## Task directions
Return the lines below that carry the word "digitales".

-- start Records provided --

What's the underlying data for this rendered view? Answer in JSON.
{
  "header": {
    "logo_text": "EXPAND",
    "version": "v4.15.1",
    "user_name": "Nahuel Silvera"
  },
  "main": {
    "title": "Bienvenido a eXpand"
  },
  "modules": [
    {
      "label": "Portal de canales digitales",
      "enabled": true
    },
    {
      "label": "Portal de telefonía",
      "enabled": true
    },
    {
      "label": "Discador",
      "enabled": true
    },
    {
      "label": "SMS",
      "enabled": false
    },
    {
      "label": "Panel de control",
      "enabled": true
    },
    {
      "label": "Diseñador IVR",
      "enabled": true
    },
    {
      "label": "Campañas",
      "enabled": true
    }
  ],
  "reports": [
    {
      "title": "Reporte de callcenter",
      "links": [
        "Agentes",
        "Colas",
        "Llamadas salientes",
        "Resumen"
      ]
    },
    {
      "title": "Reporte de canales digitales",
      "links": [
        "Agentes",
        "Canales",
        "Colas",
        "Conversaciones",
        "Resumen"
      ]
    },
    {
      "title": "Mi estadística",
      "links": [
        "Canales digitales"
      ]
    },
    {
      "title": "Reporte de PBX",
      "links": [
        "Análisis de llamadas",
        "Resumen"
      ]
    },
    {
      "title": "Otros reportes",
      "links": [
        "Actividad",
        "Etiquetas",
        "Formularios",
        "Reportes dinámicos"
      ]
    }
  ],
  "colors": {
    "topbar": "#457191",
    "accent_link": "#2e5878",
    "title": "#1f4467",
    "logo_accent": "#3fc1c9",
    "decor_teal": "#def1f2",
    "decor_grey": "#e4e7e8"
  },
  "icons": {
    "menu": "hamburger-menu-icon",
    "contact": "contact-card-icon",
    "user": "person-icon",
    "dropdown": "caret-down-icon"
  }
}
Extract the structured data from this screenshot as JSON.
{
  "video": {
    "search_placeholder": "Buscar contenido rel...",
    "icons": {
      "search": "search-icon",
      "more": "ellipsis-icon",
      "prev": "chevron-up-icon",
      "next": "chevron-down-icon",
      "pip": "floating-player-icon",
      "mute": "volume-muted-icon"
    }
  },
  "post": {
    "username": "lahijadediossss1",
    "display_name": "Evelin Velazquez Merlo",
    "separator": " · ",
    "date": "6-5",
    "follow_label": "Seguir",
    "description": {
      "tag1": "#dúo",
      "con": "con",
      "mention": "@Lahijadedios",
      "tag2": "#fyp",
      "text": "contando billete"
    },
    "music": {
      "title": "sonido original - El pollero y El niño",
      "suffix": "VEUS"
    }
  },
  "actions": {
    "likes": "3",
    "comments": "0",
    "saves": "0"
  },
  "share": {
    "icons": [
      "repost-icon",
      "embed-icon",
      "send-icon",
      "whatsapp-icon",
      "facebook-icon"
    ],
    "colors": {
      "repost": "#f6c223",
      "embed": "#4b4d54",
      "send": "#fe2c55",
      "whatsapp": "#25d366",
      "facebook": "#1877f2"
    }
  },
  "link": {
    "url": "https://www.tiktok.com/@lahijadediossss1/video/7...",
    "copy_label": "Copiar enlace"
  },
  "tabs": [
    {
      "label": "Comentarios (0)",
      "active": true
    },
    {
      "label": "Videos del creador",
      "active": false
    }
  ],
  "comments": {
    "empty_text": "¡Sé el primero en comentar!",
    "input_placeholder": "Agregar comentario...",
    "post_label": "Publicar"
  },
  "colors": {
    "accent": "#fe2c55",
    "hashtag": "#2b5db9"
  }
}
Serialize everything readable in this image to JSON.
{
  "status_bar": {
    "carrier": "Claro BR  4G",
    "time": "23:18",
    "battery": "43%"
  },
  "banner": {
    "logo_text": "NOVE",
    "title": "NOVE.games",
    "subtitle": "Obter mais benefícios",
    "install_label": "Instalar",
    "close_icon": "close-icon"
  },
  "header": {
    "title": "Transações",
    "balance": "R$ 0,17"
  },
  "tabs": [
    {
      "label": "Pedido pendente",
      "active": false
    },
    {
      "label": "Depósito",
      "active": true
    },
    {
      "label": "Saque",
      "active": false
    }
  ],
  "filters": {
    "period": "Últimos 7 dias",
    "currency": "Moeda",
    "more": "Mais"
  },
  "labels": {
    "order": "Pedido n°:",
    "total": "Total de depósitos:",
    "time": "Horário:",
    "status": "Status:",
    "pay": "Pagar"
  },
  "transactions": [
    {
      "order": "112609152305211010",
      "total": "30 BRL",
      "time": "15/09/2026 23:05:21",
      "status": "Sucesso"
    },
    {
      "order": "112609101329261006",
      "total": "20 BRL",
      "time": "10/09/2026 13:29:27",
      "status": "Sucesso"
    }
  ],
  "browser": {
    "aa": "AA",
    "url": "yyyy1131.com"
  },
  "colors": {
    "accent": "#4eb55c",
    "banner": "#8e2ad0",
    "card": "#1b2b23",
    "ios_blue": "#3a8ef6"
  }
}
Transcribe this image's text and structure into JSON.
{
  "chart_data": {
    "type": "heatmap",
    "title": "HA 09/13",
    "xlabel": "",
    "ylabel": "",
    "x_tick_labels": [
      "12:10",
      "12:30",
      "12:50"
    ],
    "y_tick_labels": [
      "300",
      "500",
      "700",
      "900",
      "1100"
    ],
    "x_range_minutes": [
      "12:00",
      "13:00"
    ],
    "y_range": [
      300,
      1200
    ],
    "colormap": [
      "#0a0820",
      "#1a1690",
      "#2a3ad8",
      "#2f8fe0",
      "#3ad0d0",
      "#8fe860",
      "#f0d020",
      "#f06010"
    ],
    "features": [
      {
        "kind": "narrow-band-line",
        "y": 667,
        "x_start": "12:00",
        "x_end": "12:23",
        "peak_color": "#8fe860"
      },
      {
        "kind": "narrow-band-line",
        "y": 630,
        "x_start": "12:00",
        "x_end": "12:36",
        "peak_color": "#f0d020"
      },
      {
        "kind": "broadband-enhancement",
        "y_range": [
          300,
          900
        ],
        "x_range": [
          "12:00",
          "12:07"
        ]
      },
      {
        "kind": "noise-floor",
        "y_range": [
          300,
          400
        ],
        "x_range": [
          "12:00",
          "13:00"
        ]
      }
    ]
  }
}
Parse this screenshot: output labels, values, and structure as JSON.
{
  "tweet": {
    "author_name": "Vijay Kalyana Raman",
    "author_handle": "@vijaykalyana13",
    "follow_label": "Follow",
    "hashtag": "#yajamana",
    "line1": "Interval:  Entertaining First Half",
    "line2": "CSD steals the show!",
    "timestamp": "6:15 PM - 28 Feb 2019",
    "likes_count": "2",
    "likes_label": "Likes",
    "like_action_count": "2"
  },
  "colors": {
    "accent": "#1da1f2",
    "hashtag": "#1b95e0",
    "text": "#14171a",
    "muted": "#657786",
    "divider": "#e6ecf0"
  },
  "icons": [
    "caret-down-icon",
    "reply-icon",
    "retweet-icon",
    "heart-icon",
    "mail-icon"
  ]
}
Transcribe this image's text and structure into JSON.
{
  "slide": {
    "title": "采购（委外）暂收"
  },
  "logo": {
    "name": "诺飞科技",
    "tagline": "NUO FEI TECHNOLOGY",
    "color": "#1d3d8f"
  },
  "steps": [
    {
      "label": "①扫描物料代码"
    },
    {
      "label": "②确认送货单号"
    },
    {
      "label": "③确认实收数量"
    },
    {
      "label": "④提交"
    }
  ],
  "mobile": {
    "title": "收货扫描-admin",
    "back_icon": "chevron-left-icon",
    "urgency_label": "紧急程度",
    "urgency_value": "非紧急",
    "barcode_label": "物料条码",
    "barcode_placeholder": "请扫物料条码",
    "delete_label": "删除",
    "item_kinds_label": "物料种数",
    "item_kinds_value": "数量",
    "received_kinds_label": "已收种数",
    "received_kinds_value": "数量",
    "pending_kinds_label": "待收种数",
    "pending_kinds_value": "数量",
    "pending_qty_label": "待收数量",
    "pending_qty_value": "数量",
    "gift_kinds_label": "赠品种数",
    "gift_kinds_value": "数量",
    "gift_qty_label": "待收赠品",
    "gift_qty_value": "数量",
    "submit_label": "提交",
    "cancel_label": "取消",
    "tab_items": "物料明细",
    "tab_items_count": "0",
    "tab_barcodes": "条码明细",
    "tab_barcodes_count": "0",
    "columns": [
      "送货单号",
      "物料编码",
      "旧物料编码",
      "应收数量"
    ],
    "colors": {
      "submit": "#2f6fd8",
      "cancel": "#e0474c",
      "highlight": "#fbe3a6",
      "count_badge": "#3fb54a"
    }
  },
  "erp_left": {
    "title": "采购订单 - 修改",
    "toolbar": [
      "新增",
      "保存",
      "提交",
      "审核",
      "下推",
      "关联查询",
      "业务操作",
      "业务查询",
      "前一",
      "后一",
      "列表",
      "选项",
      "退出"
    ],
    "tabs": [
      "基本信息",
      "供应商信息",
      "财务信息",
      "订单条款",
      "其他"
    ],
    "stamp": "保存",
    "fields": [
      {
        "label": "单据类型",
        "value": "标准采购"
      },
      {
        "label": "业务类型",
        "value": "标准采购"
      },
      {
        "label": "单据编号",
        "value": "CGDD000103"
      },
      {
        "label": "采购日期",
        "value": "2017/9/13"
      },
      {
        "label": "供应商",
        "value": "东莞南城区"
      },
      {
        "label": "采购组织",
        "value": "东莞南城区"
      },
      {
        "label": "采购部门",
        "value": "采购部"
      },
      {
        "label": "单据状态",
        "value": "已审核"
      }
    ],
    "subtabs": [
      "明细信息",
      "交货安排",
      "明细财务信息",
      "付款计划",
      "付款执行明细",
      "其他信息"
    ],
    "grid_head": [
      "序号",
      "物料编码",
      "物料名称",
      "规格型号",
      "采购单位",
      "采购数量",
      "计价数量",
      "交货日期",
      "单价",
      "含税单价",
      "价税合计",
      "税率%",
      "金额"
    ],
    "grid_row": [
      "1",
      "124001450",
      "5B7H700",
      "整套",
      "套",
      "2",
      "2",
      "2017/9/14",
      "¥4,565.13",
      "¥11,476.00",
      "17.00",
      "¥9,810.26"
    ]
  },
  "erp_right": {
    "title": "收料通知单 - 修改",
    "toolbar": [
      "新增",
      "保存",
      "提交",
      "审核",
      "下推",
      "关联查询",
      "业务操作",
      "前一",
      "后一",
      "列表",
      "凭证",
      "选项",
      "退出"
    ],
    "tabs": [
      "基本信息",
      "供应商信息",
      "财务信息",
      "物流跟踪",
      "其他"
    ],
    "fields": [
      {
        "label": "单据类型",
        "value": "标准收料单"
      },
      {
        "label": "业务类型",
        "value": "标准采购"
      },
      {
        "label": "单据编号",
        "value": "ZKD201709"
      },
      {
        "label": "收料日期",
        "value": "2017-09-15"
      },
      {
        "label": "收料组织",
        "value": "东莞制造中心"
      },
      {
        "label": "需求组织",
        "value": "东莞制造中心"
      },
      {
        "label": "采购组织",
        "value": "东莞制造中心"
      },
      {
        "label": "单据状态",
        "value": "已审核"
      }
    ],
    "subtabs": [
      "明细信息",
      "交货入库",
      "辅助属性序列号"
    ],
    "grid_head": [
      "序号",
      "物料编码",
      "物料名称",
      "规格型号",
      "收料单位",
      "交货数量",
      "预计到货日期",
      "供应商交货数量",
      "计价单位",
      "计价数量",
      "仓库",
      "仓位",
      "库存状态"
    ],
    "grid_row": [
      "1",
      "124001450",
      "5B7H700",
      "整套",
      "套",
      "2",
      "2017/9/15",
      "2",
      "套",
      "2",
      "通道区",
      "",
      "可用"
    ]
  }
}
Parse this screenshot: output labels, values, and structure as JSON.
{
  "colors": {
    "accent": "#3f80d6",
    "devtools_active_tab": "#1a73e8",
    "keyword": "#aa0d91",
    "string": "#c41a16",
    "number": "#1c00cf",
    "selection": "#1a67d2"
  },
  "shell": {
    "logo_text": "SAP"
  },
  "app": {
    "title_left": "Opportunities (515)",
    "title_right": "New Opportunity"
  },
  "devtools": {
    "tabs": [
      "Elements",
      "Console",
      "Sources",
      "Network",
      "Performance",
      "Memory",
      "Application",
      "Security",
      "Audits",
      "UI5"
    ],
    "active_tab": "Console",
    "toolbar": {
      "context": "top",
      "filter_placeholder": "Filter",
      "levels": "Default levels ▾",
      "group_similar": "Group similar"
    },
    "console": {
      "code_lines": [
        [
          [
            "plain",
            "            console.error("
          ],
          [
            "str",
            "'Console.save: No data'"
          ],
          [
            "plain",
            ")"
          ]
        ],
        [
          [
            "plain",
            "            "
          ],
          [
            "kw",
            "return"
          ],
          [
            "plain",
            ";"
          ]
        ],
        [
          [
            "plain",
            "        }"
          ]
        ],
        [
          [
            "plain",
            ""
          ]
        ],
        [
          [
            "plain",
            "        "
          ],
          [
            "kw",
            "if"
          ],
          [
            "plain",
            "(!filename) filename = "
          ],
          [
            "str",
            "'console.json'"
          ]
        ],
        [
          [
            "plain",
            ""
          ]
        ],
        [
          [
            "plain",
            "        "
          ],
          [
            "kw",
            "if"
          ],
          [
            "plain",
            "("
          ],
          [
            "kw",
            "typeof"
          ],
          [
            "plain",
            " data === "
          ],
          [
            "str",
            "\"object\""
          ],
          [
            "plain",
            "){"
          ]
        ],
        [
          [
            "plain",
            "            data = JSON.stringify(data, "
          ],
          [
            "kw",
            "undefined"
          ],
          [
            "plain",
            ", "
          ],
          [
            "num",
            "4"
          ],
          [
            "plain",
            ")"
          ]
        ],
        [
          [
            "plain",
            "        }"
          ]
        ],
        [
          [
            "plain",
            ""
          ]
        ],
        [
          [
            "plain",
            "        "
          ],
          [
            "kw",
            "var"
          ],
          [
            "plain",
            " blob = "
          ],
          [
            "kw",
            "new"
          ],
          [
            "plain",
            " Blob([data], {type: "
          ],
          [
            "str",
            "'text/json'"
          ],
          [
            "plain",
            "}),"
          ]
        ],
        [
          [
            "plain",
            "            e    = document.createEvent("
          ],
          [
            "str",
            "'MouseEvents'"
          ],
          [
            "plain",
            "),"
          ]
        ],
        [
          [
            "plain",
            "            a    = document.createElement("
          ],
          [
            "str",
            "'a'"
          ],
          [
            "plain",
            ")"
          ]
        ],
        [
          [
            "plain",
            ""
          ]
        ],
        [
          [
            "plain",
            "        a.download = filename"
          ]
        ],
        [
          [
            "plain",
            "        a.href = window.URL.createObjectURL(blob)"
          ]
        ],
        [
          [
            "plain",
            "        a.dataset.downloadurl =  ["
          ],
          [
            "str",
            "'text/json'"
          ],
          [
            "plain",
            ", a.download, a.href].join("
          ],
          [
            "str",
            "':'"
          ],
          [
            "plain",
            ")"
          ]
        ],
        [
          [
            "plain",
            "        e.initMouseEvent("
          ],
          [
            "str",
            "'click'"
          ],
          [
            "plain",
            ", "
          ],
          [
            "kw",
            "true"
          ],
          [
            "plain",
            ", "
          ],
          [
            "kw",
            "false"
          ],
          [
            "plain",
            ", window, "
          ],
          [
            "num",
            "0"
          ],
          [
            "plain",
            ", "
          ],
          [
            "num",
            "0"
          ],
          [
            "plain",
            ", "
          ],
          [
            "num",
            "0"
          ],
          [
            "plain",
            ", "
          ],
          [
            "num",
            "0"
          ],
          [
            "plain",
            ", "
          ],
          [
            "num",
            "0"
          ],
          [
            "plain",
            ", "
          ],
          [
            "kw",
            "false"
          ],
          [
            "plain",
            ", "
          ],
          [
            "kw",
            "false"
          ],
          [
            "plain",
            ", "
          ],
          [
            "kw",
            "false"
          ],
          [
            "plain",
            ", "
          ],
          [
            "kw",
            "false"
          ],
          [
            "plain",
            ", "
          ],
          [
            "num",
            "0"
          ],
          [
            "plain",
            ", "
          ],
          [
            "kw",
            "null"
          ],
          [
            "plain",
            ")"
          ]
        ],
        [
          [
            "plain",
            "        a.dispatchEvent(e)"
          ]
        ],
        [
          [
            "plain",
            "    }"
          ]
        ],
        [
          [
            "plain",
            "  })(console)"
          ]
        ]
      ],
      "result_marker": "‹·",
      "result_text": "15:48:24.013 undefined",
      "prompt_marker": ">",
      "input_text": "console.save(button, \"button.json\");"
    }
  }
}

-- end Records provided --

## Task output
      "label": "Portal de canales digitales",
      "title": "Reporte de canales digitales",
        "Canales digitales"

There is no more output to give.